═══ Input rows ═══

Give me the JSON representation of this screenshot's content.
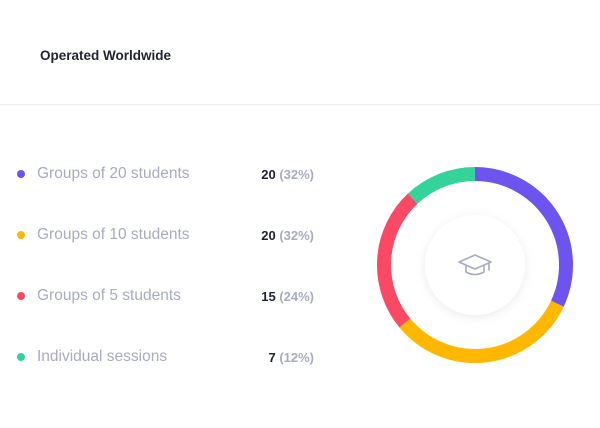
{
  "header": {
    "title": "Operated Worldwide"
  },
  "legend": [
    {
      "label": "Groups of 20 students",
      "count": "20",
      "percent": "(32%)",
      "color": "#6d54ee"
    },
    {
      "label": "Groups of 10 students",
      "count": "20",
      "percent": "(32%)",
      "color": "#ffb700"
    },
    {
      "label": "Groups of 5 students",
      "count": "15",
      "percent": "(24%)",
      "color": "#f94965"
    },
    {
      "label": "Individual sessions",
      "count": "7",
      "percent": "(12%)",
      "color": "#34d39a"
    }
  ],
  "center_icon": "graduation-cap-icon",
  "chart_data": {
    "type": "pie",
    "categories": [
      "Groups of 20 students",
      "Groups of 10 students",
      "Groups of 5 students",
      "Individual sessions"
    ],
    "values": [
      32,
      32,
      24,
      12
    ],
    "colors": [
      "#6d54ee",
      "#ffb700",
      "#f94965",
      "#34d39a"
    ]
  }
}
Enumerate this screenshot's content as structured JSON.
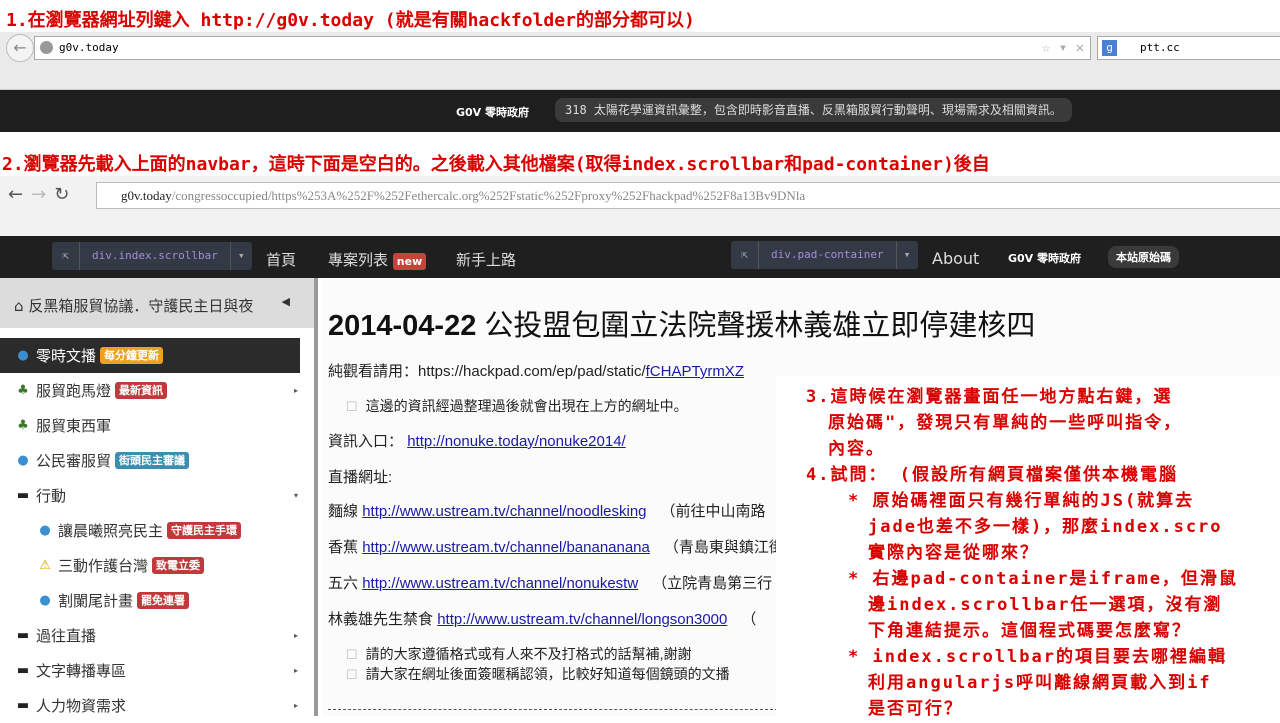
{
  "notes": {
    "n1": "1.在瀏覽器網址列鍵入 http://g0v.today (就是有關hackfolder的部分都可以)",
    "n2": "2.瀏覽器先載入上面的navbar，這時下面是空白的。之後載入其他檔案(取得index.scrollbar和pad-container)後自",
    "n3": [
      "3.這時候在瀏覽器畫面任一地方點右鍵，選",
      "原始碼\"，發現只有單純的一些呼叫指令，",
      "內容。",
      "4.試問：  (假設所有網頁檔案僅供本機電腦",
      "* 原始碼裡面只有幾行單純的JS(就算去",
      "jade也差不多一樣)，那麼index.scro",
      "實際內容是從哪來？",
      "* 右邊pad-container是iframe，但滑鼠",
      "邊index.scrollbar任一選項，沒有瀏",
      "下角連結提示。這個程式碼要怎麼寫？",
      "* index.scrollbar的項目要去哪裡編輯",
      "利用angularjs呼叫離線網頁載入到if",
      "是否可行？"
    ]
  },
  "browser1": {
    "url": "g0v.today",
    "search": "ptt.cc"
  },
  "banner": {
    "logo": "G0V 零時政府",
    "text": "318 太陽花學運資訊彙整，包含即時影音直播、反黑箱服貿行動聲明、現場需求及相關資訊。"
  },
  "browser2": {
    "url_host": "g0v.today",
    "url_path": "/congressoccupied/https%253A%252F%252Fethercalc.org%252Fstatic%252Fproxy%252Fhackpad%252F8a13Bv9DNla"
  },
  "nav": {
    "inspect1": "div.index.scrollbar",
    "home": "首頁",
    "projects": "專案列表",
    "new_badge": "new",
    "beginner": "新手上路",
    "inspect2": "div.pad-container",
    "about": "About",
    "logo": "G0V 零時政府",
    "source": "本站原始碼"
  },
  "sidebar": {
    "header": "反黑箱服貿協議．守護民主日與夜",
    "items": [
      {
        "label": "零時文播",
        "badge": "每分鐘更新",
        "badge_color": "#f0a020"
      },
      {
        "label": "服貿跑馬燈",
        "badge": "最新資訊",
        "badge_color": "#c0393b"
      },
      {
        "label": "服貿東西軍"
      },
      {
        "label": "公民審服貿",
        "badge": "街頭民主審議",
        "badge_color": "#3a8fb0"
      },
      {
        "label": "行動"
      },
      {
        "label": "讓晨曦照亮民主",
        "badge": "守護民主手環",
        "badge_color": "#c0393b"
      },
      {
        "label": "三動作護台灣",
        "badge": "致電立委",
        "badge_color": "#c0393b"
      },
      {
        "label": "割闌尾計畫",
        "badge": "罷免連署",
        "badge_color": "#c0393b"
      },
      {
        "label": "過往直播"
      },
      {
        "label": "文字轉播專區"
      },
      {
        "label": "人力物資需求"
      }
    ]
  },
  "pad": {
    "date": "2014-04-22",
    "title": "公投盟包圍立法院聲援林義雄立即停建核四",
    "view_prefix": "純觀看請用：https://hackpad.com/ep/pad/static/",
    "view_link": "fCHAPTyrmXZ",
    "c1": "這邊的資訊經過整理過後就會出現在上方的網址中。",
    "entry_label": "資訊入口：",
    "entry_link": "http://nonuke.today/nonuke2014/",
    "live_label": "直播網址:",
    "streams": [
      {
        "name": "麵線",
        "url": "http://www.ustream.tv/channel/noodlesking",
        "note": "（前往中山南路"
      },
      {
        "name": "香蕉",
        "url": "http://www.ustream.tv/channel/banananana",
        "note": "（青島東與鎮江街"
      },
      {
        "name": "五六",
        "url": "http://www.ustream.tv/channel/nonukestw",
        "note": "（立院青島第三行"
      },
      {
        "name": "林義雄先生禁食",
        "url": "http://www.ustream.tv/channel/longson3000",
        "note": "（"
      }
    ],
    "c2": "請的大家遵循格式或有人來不及打格式的話幫補,謝謝",
    "c3": "請大家在網址後面簽暱稱認領，比較好知道每個鏡頭的文播"
  }
}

═══

▶ [Given problem]:
Return every line of the records exactly as given, pictures excluded.

▶ [Answer to this task]:
Give me the JSON representation of this screenshot's content.
{
  "header": {
    "title": "Operated Worldwide"
  },
  "legend": [
    {
      "label": "Groups of 20 students",
      "count": "20",
      "percent": "(32%)",
      "color": "#6d54ee"
    },
    {
      "label": "Groups of 10 students",
      "count": "20",
      "percent": "(32%)",
      "color": "#ffb700"
    },
    {
      "label": "Groups of 5 students",
      "count": "15",
      "percent": "(24%)",
      "color": "#f94965"
    },
    {
      "label": "Individual sessions",
      "count": "7",
      "percent": "(12%)",
      "color": "#34d39a"
    }
  ],
  "center_icon": "graduation-cap-icon",
  "chart_data": {
    "type": "pie",
    "categories": [
      "Groups of 20 students",
      "Groups of 10 students",
      "Groups of 5 students",
      "Individual sessions"
    ],
    "values": [
      32,
      32,
      24,
      12
    ],
    "colors": [
      "#6d54ee",
      "#ffb700",
      "#f94965",
      "#34d39a"
    ]
  }
}
Enumerate this screenshot's content as structured JSON.
{
  "notes": {
    "n1": "1.在瀏覽器網址列鍵入 http://g0v.today (就是有關hackfolder的部分都可以)",
    "n2": "2.瀏覽器先載入上面的navbar，這時下面是空白的。之後載入其他檔案(取得index.scrollbar和pad-container)後自",
    "n3": [
      "3.這時候在瀏覽器畫面任一地方點右鍵，選",
      "原始碼\"，發現只有單純的一些呼叫指令，",
      "內容。",
      "4.試問：  (假設所有網頁檔案僅供本機電腦",
      "* 原始碼裡面只有幾行單純的JS(就算去",
      "jade也差不多一樣)，那麼index.scro",
      "實際內容是從哪來？",
      "* 右邊pad-container是iframe，但滑鼠",
      "邊index.scrollbar任一選項，沒有瀏",
      "下角連結提示。這個程式碼要怎麼寫？",
      "* index.scrollbar的項目要去哪裡編輯",
      "利用angularjs呼叫離線網頁載入到if",
      "是否可行？"
    ]
  },
  "browser1": {
    "url": "g0v.today",
    "search": "ptt.cc"
  },
  "banner": {
    "logo": "G0V 零時政府",
    "text": "318 太陽花學運資訊彙整，包含即時影音直播、反黑箱服貿行動聲明、現場需求及相關資訊。"
  },
  "browser2": {
    "url_host": "g0v.today",
    "url_path": "/congressoccupied/https%253A%252F%252Fethercalc.org%252Fstatic%252Fproxy%252Fhackpad%252F8a13Bv9DNla"
  },
  "nav": {
    "inspect1": "div.index.scrollbar",
    "home": "首頁",
    "projects": "專案列表",
    "new_badge": "new",
    "beginner": "新手上路",
    "inspect2": "div.pad-container",
    "about": "About",
    "logo": "G0V 零時政府",
    "source": "本站原始碼"
  },
  "sidebar": {
    "header": "反黑箱服貿協議．守護民主日與夜",
    "items": [
      {
        "label": "零時文播",
        "badge": "每分鐘更新",
        "badge_color": "#f0a020"
      },
      {
        "label": "服貿跑馬燈",
        "badge": "最新資訊",
        "badge_color": "#c0393b"
      },
      {
        "label": "服貿東西軍"
      },
      {
        "label": "公民審服貿",
        "badge": "街頭民主審議",
        "badge_color": "#3a8fb0"
      },
      {
        "label": "行動"
      },
      {
        "label": "讓晨曦照亮民主",
        "badge": "守護民主手環",
        "badge_color": "#c0393b"
      },
      {
        "label": "三動作護台灣",
        "badge": "致電立委",
        "badge_color": "#c0393b"
      },
      {
        "label": "割闌尾計畫",
        "badge": "罷免連署",
        "badge_color": "#c0393b"
      },
      {
        "label": "過往直播"
      },
      {
        "label": "文字轉播專區"
      },
      {
        "label": "人力物資需求"
      }
    ]
  },
  "pad": {
    "date": "2014-04-22",
    "title": "公投盟包圍立法院聲援林義雄立即停建核四",
    "view_prefix": "純觀看請用：https://hackpad.com/ep/pad/static/",
    "view_link": "fCHAPTyrmXZ",
    "c1": "這邊的資訊經過整理過後就會出現在上方的網址中。",
    "entry_label": "資訊入口：",
    "entry_link": "http://nonuke.today/nonuke2014/",
    "live_label": "直播網址:",
    "streams": [
      {
        "name": "麵線",
        "url": "http://www.ustream.tv/channel/noodlesking",
        "note": "（前往中山南路"
      },
      {
        "name": "香蕉",
        "url": "http://www.ustream.tv/channel/banananana",
        "note": "（青島東與鎮江街"
      },
      {
        "name": "五六",
        "url": "http://www.ustream.tv/channel/nonukestw",
        "note": "（立院青島第三行"
      },
      {
        "name": "林義雄先生禁食",
        "url": "http://www.ustream.tv/channel/longson3000",
        "note": "（"
      }
    ],
    "c2": "請的大家遵循格式或有人來不及打格式的話幫補,謝謝",
    "c3": "請大家在網址後面簽暱稱認領，比較好知道每個鏡頭的文播"
  }
}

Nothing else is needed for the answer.